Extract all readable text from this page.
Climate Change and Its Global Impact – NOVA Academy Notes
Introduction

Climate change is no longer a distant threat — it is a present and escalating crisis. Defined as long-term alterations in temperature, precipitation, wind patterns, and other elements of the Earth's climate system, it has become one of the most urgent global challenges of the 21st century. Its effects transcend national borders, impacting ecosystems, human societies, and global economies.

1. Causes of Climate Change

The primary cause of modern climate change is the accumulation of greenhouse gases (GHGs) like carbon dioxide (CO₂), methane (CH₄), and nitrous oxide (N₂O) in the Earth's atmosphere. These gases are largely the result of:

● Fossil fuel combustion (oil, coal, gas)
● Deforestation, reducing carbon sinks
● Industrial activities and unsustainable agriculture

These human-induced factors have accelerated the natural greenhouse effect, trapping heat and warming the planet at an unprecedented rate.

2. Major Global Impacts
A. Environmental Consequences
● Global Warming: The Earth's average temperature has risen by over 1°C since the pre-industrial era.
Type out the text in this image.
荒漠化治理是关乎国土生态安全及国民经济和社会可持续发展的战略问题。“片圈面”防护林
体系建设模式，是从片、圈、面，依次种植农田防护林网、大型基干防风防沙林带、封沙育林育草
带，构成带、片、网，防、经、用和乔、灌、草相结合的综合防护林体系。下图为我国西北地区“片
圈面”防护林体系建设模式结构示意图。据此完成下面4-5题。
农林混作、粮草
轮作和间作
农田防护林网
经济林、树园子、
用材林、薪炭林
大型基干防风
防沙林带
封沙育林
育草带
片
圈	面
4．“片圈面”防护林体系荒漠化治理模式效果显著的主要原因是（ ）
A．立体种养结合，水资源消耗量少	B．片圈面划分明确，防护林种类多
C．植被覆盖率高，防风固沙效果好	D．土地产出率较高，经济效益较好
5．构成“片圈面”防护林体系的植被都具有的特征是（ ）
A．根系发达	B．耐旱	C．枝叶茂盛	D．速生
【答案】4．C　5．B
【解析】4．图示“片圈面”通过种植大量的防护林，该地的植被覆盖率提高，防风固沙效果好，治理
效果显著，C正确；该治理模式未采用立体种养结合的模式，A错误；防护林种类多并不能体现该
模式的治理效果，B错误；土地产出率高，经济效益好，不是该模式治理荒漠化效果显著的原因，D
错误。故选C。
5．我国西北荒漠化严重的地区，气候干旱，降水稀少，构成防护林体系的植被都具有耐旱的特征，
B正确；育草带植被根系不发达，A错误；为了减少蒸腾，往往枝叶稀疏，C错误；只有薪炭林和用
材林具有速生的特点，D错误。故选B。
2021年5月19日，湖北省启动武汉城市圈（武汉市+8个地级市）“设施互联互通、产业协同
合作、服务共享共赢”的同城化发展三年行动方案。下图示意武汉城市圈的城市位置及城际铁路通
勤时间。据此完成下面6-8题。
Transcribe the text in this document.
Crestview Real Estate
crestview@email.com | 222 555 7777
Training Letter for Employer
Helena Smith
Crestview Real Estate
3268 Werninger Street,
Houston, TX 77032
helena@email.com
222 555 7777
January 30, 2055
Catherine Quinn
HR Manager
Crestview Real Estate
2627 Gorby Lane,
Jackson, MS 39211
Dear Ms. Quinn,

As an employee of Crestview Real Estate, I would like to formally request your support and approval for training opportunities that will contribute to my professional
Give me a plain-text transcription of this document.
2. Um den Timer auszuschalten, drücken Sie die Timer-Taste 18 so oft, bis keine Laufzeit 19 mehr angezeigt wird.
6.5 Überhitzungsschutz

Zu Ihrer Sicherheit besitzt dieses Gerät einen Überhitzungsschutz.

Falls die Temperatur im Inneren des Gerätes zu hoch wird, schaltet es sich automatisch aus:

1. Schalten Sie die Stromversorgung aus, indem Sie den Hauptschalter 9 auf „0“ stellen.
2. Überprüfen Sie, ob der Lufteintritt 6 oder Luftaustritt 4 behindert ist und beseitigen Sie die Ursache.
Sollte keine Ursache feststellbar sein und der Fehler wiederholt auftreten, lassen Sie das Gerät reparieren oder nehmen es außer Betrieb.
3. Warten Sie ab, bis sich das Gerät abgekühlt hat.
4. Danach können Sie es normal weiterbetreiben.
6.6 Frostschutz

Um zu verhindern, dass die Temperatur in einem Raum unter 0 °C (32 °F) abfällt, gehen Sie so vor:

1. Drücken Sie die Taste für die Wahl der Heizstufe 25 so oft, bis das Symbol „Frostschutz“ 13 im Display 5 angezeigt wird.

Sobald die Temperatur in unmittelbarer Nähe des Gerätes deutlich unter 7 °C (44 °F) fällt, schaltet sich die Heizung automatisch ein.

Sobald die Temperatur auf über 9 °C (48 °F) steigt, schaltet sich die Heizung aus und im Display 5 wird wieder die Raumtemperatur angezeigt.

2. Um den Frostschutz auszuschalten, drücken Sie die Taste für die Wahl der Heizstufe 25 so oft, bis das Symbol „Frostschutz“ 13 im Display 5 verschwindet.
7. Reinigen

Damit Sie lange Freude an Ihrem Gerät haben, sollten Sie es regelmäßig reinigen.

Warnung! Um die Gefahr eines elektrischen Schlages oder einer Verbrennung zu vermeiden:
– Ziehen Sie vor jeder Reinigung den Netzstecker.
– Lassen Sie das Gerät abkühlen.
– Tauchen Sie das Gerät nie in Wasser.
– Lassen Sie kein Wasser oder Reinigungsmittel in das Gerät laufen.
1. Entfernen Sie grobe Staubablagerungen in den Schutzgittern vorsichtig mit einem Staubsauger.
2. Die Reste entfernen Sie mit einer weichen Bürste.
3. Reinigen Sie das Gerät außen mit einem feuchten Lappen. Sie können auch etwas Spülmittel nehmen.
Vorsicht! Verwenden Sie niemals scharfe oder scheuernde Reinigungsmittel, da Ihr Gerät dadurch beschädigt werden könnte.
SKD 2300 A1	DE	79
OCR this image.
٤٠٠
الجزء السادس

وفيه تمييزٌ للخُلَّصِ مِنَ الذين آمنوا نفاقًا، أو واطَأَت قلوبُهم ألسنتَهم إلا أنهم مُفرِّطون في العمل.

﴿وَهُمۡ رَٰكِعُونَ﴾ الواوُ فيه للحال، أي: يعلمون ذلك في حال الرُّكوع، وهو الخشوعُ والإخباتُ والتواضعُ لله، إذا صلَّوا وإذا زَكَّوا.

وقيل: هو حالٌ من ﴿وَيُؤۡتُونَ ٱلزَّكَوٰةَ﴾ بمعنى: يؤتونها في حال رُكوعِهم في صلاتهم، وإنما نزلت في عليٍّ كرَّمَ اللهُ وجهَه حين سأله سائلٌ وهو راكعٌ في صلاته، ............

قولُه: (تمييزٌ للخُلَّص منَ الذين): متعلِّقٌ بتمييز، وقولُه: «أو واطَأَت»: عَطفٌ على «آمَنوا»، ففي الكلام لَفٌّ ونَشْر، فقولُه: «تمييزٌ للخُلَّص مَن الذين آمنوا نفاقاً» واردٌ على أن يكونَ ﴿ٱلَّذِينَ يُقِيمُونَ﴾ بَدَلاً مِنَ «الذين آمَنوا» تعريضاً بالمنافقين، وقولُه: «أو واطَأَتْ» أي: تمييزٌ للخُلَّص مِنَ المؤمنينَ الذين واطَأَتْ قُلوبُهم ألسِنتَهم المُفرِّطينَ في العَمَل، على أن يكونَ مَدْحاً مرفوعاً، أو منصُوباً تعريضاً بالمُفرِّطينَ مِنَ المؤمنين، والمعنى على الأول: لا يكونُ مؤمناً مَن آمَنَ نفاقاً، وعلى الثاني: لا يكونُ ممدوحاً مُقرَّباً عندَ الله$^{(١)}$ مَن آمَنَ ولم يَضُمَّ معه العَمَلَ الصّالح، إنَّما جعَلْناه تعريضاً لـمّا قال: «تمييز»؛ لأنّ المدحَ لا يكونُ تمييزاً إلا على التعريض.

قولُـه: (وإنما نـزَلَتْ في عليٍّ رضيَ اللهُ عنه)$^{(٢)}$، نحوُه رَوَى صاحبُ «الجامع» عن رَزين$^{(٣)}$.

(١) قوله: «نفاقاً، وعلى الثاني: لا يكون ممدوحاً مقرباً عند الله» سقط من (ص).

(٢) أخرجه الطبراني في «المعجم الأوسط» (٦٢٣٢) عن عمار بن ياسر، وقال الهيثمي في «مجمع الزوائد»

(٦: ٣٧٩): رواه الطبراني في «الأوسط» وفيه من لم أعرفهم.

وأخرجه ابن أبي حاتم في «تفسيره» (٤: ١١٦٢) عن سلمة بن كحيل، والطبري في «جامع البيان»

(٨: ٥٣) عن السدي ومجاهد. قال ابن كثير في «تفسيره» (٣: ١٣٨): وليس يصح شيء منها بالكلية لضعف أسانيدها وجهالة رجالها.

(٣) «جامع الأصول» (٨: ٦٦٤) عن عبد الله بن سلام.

• • • •

**EXERCISE BRIEF**.
Select all lines in the listing that include the word "Wasser".

**THE COMPLETED TASK**.
– Tauchen Sie das Gerät nie in Wasser.
– Lassen Sie kein Wasser oder Reinigungsmittel in das Gerät laufen.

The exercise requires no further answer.